## ROWS
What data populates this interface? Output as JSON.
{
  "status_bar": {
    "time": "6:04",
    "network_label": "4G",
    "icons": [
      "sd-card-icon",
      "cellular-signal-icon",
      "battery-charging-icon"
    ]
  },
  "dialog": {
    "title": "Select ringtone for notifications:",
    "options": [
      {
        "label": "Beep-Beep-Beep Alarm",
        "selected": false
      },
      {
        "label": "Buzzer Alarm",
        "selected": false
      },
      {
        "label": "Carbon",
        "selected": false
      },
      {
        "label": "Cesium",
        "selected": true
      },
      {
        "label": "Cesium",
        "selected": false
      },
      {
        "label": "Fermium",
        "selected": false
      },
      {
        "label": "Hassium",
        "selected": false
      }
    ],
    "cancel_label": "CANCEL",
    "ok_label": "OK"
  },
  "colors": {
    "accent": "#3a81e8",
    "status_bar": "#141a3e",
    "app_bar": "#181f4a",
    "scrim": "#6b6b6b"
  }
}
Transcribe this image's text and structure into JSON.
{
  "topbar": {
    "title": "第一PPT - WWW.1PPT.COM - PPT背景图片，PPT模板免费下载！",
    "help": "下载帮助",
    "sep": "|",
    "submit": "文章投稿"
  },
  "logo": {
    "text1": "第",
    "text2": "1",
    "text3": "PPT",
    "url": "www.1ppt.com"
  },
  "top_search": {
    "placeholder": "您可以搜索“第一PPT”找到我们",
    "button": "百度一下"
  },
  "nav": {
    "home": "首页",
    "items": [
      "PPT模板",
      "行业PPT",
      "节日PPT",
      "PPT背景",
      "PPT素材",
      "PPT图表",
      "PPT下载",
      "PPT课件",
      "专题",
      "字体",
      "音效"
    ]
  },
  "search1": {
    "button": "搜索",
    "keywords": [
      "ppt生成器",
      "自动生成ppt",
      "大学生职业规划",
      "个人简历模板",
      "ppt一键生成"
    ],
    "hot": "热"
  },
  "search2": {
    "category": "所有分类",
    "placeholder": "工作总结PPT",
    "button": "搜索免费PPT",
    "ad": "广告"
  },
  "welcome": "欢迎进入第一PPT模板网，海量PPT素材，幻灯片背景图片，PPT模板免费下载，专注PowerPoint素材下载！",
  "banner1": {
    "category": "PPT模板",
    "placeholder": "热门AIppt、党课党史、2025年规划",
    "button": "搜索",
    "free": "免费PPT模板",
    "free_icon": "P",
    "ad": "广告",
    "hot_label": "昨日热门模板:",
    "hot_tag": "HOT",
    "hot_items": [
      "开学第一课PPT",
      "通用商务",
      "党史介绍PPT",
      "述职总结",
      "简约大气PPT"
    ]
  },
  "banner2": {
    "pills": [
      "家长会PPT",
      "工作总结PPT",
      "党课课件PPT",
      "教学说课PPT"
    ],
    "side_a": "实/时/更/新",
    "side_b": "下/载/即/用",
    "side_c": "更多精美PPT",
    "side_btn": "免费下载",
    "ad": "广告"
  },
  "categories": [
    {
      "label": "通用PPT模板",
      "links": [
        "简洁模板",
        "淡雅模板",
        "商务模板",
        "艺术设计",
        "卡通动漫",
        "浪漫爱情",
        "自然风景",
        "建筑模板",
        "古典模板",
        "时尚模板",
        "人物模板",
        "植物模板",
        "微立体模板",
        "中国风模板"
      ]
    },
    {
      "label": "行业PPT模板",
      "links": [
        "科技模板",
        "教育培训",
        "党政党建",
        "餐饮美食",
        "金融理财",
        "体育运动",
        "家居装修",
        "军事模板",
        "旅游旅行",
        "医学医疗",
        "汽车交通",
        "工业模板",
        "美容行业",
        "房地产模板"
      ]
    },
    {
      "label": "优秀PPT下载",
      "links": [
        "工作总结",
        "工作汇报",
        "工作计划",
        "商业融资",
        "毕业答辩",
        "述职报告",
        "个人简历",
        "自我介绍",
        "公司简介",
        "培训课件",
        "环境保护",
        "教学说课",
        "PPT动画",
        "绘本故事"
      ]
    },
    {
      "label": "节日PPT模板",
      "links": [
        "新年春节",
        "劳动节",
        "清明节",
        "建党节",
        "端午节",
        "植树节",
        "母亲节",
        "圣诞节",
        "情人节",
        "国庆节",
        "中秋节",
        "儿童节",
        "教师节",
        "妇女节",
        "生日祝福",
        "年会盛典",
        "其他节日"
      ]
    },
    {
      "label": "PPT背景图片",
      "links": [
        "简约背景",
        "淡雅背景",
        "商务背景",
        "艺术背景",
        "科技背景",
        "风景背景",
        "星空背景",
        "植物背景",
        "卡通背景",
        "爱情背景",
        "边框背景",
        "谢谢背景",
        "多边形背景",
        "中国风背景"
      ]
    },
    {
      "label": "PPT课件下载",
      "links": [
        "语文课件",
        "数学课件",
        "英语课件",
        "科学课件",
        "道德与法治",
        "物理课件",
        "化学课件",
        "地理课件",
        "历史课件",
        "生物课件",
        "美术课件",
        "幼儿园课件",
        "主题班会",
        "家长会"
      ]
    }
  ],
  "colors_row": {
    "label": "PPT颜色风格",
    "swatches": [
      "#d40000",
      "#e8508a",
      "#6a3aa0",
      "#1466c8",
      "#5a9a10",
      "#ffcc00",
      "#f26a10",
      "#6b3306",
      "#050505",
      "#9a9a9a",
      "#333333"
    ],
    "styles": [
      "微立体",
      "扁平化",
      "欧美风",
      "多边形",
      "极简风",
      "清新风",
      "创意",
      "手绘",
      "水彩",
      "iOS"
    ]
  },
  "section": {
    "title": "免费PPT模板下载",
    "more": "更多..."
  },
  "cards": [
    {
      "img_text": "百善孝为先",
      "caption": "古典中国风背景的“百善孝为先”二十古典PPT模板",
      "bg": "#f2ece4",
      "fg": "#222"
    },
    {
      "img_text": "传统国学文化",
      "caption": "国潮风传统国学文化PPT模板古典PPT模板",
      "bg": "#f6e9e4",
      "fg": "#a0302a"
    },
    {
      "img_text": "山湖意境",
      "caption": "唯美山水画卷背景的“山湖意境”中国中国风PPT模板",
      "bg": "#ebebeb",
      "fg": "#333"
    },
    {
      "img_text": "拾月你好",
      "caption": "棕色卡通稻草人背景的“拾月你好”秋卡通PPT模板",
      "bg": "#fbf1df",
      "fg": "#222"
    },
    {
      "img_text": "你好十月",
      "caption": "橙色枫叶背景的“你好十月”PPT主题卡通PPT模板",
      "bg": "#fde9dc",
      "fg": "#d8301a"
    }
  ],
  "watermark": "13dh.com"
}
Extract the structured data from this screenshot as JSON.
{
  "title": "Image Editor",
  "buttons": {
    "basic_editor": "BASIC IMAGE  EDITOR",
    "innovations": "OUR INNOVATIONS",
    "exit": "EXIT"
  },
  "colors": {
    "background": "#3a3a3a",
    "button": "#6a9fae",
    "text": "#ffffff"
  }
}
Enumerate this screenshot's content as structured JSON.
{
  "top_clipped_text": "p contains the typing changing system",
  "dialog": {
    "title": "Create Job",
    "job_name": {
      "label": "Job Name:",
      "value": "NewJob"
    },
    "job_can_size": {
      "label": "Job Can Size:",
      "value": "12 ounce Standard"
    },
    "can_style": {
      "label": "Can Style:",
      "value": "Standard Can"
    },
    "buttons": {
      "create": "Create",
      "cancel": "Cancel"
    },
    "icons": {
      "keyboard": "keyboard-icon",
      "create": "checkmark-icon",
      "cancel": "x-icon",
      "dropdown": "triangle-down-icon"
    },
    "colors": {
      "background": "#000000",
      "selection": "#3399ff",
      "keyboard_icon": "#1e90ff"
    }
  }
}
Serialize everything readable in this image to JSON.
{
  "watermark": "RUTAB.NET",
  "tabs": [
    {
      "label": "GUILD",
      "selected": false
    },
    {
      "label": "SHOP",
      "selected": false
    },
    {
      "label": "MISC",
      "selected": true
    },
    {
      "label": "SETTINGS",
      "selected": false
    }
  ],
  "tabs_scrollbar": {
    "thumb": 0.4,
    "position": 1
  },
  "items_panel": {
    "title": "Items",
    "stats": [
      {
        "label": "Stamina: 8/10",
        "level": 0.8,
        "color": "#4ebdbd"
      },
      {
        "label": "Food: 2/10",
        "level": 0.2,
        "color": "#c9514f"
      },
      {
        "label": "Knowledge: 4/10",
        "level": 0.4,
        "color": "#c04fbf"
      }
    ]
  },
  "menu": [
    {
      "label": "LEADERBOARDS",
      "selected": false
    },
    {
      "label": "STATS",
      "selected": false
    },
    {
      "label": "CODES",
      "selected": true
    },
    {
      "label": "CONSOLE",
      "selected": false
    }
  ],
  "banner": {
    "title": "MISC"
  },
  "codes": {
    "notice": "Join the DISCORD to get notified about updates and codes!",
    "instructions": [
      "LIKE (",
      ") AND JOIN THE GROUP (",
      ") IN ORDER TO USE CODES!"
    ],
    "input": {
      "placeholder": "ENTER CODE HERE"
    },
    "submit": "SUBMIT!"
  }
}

## TASK DETAILS
Lines holding the word "caption" in the entries above are the ones to pull out. Copy them all.

## RESULT OF THIS EXERCISE
      "caption": "古典中国风背景的“百善孝为先”二十古典PPT模板",
      "caption": "国潮风传统国学文化PPT模板古典PPT模板",
      "caption": "唯美山水画卷背景的“山湖意境”中国中国风PPT模板",
      "caption": "棕色卡通稻草人背景的“拾月你好”秋卡通PPT模板",
      "caption": "橙色枫叶背景的“你好十月”PPT主题卡通PPT模板",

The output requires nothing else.